_Given exercise_
Transcribe the lines from the line with "panel-title: FastEthernet0 xyxy=(186,82,844,99)" up to and including the line with "ip-configuration-title: IP Configuration", exactly as they appear, changing nothing.

[Rows from a layout dataset]
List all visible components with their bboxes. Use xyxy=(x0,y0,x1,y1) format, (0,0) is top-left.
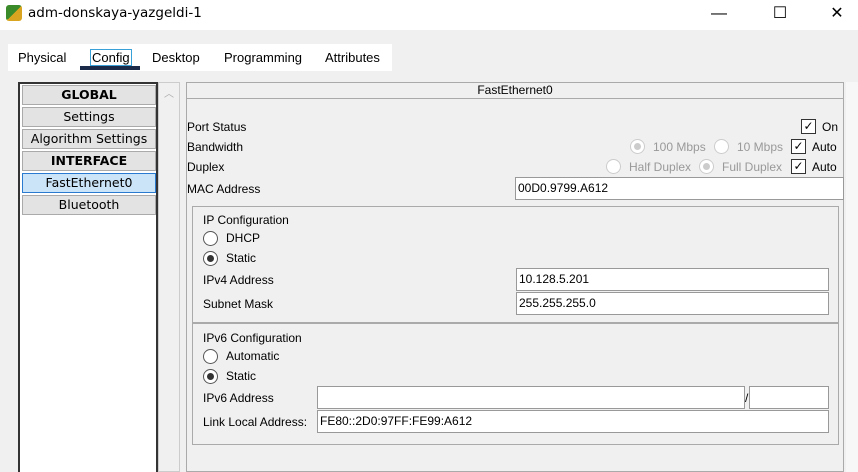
panel-title: FastEthernet0 xyxy=(186,82,844,99)
duplex-label: Duplex xyxy=(187,160,225,174)
bandwidth-100-label: 100 Mbps xyxy=(653,140,706,154)
scroll-up-icon[interactable]: ︿ xyxy=(159,85,179,100)
subnet-mask-label: Subnet Mask xyxy=(203,297,274,311)
bandwidth-10-label: 10 Mbps xyxy=(737,140,784,154)
dhcp-label: DHCP xyxy=(226,231,261,245)
static-ipv6-label: Static xyxy=(226,369,257,383)
full-duplex-radio[interactable] xyxy=(699,159,714,174)
automatic-ipv6-label: Automatic xyxy=(226,349,280,363)
mac-address-field[interactable]: 00D0.9799.A612 xyxy=(515,177,844,200)
ip-configuration-title: IP Configuration xyxy=(203,213,289,227)
tab-attributes[interactable]: Attributes xyxy=(325,50,380,65)
bandwidth-10-radio[interactable] xyxy=(714,139,729,154)
bandwidth-auto-label: Auto xyxy=(812,140,837,154)
panel-scrollbar[interactable] xyxy=(846,82,858,472)
ipv4-address-field[interactable]: 10.128.5.201 xyxy=(516,268,829,291)
port-status-checkbox[interactable]: ✓ xyxy=(801,119,816,134)
port-status-on-label: On xyxy=(822,120,839,134)
bandwidth-auto-checkbox[interactable]: ✓ xyxy=(791,139,806,154)
static-ipv6-radio[interactable] xyxy=(203,369,218,384)
tab-programming[interactable]: Programming xyxy=(224,50,302,65)
mac-address-label: MAC Address xyxy=(187,182,261,196)
subnet-mask-field[interactable]: 255.255.255.0 xyxy=(516,292,829,315)
sidebar-header-interface: INTERFACE xyxy=(22,151,156,171)
sidebar-scrollbar[interactable]: ︿ xyxy=(158,82,180,472)
tab-config[interactable]: Config xyxy=(90,49,132,66)
half-duplex-radio[interactable] xyxy=(606,159,621,174)
sidebar-item-bluetooth[interactable]: Bluetooth xyxy=(22,195,156,215)
ipv6-prefix-field[interactable] xyxy=(749,386,829,409)
duplex-auto-checkbox[interactable]: ✓ xyxy=(791,159,806,174)
static-ipv4-label: Static xyxy=(226,251,257,265)
sidebar-item-fastethernet0[interactable]: FastEthernet0 xyxy=(22,173,156,193)
ipv6-prefix-separator: / xyxy=(745,391,749,405)
static-ipv4-radio[interactable] xyxy=(203,251,218,266)
link-local-address-field[interactable]: FE80::2D0:97FF:FE99:A612 xyxy=(317,410,829,433)
sidebar-header-global: GLOBAL xyxy=(22,85,156,105)
automatic-ipv6-radio[interactable] xyxy=(203,349,218,364)
dhcp-radio[interactable] xyxy=(203,231,218,246)
ipv6-address-label: IPv6 Address xyxy=(203,391,274,405)
tab-physical[interactable]: Physical xyxy=(18,50,66,65)
maximize-button[interactable]: ☐ xyxy=(757,2,803,28)
bandwidth-100-radio[interactable] xyxy=(630,139,645,154)
link-local-address-label: Link Local Address: xyxy=(203,415,308,429)
close-button[interactable]: ✕ xyxy=(814,2,858,28)
port-status-label: Port Status xyxy=(187,120,247,134)
half-duplex-label: Half Duplex xyxy=(629,160,692,174)
duplex-auto-label: Auto xyxy=(812,160,837,174)
tab-desktop[interactable]: Desktop xyxy=(152,50,200,65)
window-title: adm-donskaya-yazgeldi-1 xyxy=(28,5,202,21)
ipv4-address-label: IPv4 Address xyxy=(203,273,274,287)
sidebar-item-algorithm-settings[interactable]: Algorithm Settings xyxy=(22,129,156,149)
ipv6-configuration-title: IPv6 Configuration xyxy=(203,331,302,345)
minimize-button[interactable]: — xyxy=(696,2,742,28)
sidebar-item-settings[interactable]: Settings xyxy=(22,107,156,127)
sidebar-list: GLOBAL Settings Algorithm Settings INTER… xyxy=(18,82,158,472)
full-duplex-label: Full Duplex xyxy=(722,160,783,174)
active-tab-indicator xyxy=(80,66,140,70)
bandwidth-label: Bandwidth xyxy=(187,140,244,154)
app-icon xyxy=(6,5,22,21)
ipv6-address-field[interactable] xyxy=(317,386,745,409)
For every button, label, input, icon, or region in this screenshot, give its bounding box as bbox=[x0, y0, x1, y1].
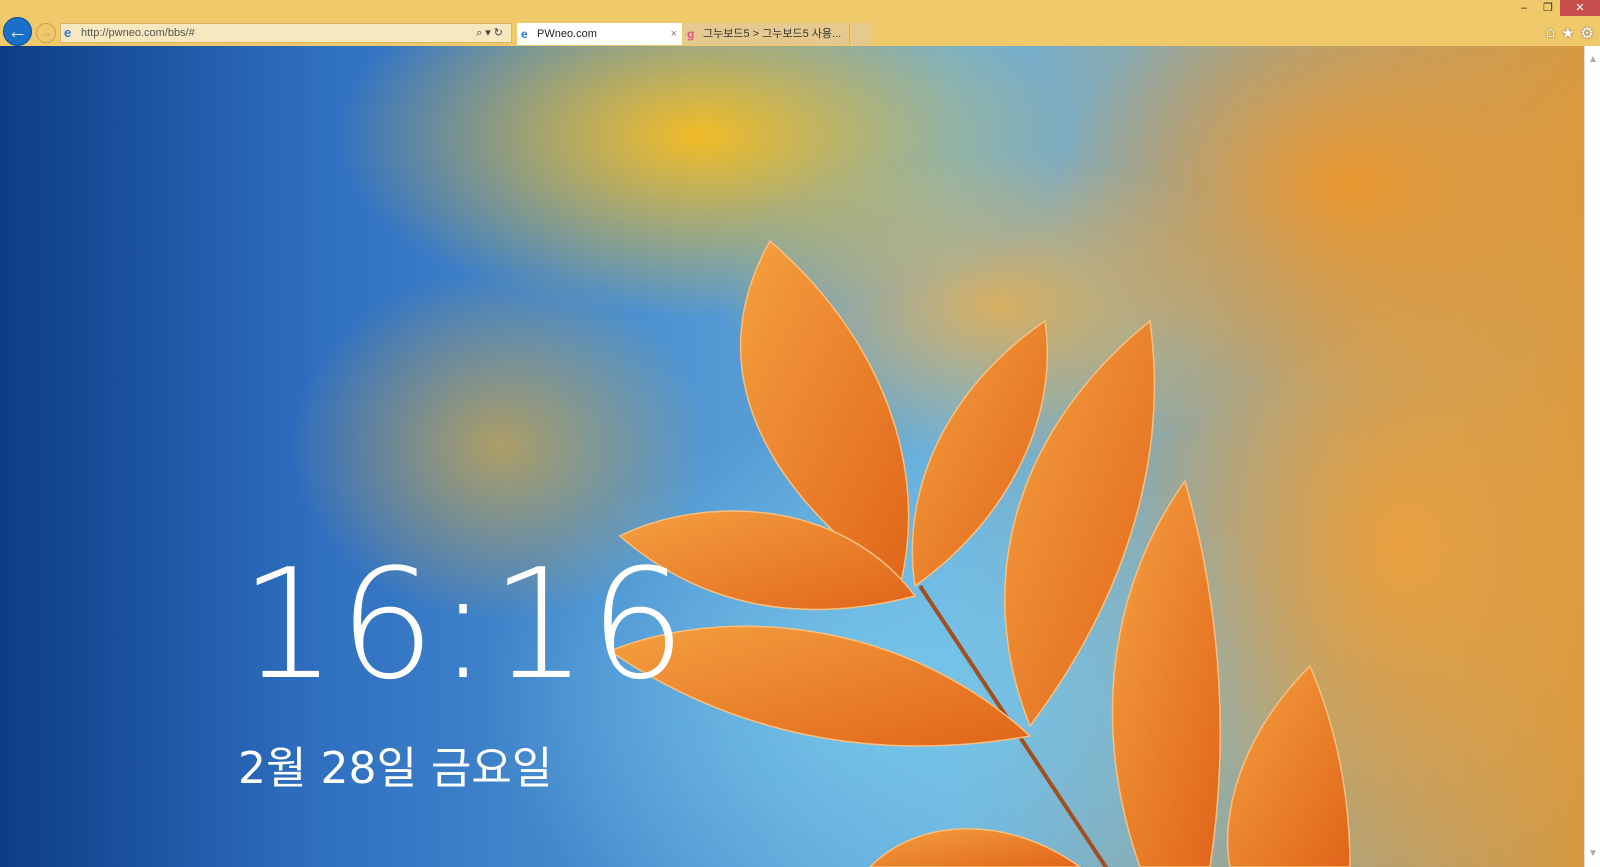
lockscreen-time: 16:16 bbox=[240, 536, 689, 713]
browser-toolbar: ⌂ ★ ⚙ bbox=[1546, 24, 1594, 42]
close-button[interactable]: ✕ bbox=[1560, 0, 1600, 16]
scroll-up-icon[interactable]: ▲ bbox=[1585, 54, 1600, 65]
vertical-scrollbar[interactable]: ▲ ▼ bbox=[1584, 46, 1600, 867]
tab-title: 그누보드5 > 그누보드5 사용... bbox=[703, 28, 842, 40]
browser-chrome: ← → e http://pwneo.com/bbs/# ⌕▾↻ e PWneo… bbox=[0, 0, 1600, 46]
minimize-button[interactable]: – bbox=[1512, 0, 1536, 16]
forward-button[interactable]: → bbox=[36, 23, 56, 43]
favorites-icon[interactable]: ★ bbox=[1561, 24, 1574, 42]
tab-pwneo[interactable]: e PWneo.com × bbox=[517, 23, 682, 45]
restore-button[interactable]: ❐ bbox=[1536, 0, 1560, 16]
settings-icon[interactable]: ⚙ bbox=[1581, 24, 1594, 42]
tab-gnuboard[interactable]: g 그누보드5 > 그누보드5 사용... bbox=[683, 23, 848, 45]
window-controls: – ❐ ✕ bbox=[1512, 0, 1600, 16]
new-tab-button[interactable] bbox=[849, 23, 871, 45]
ie-icon: e bbox=[521, 27, 528, 41]
close-tab-icon[interactable]: × bbox=[671, 23, 677, 45]
ie-icon: e bbox=[64, 25, 72, 40]
gnuboard-icon: g bbox=[687, 27, 695, 41]
home-icon[interactable]: ⌂ bbox=[1546, 24, 1555, 42]
address-bar[interactable]: e http://pwneo.com/bbs/# ⌕▾↻ bbox=[60, 23, 512, 43]
lockscreen-date: 2월 28일 금요일 bbox=[238, 743, 553, 794]
lockscreen-page: 16:16 2월 28일 금요일 bbox=[0, 46, 1584, 867]
search-refresh-icons[interactable]: ⌕▾↻ bbox=[476, 24, 506, 42]
scroll-down-icon[interactable]: ▼ bbox=[1585, 848, 1600, 859]
back-button[interactable]: ← bbox=[3, 17, 32, 46]
tab-title: PWneo.com bbox=[537, 28, 597, 40]
address-text[interactable]: http://pwneo.com/bbs/# bbox=[81, 27, 195, 39]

_Task answer_
panel-title: FastEthernet0 xyxy=(186,82,844,99)
duplex-label: Duplex xyxy=(187,160,225,174)
bandwidth-100-label: 100 Mbps xyxy=(653,140,706,154)
scroll-up-icon[interactable]: ︿ xyxy=(159,85,179,100)
subnet-mask-label: Subnet Mask xyxy=(203,297,274,311)
bandwidth-10-label: 10 Mbps xyxy=(737,140,784,154)
dhcp-label: DHCP xyxy=(226,231,261,245)
static-ipv6-label: Static xyxy=(226,369,257,383)
full-duplex-radio[interactable] xyxy=(699,159,714,174)
automatic-ipv6-label: Automatic xyxy=(226,349,280,363)
mac-address-field[interactable]: 00D0.9799.A612 xyxy=(515,177,844,200)
ip-configuration-title: IP Configuration xyxy=(203,213,289,227)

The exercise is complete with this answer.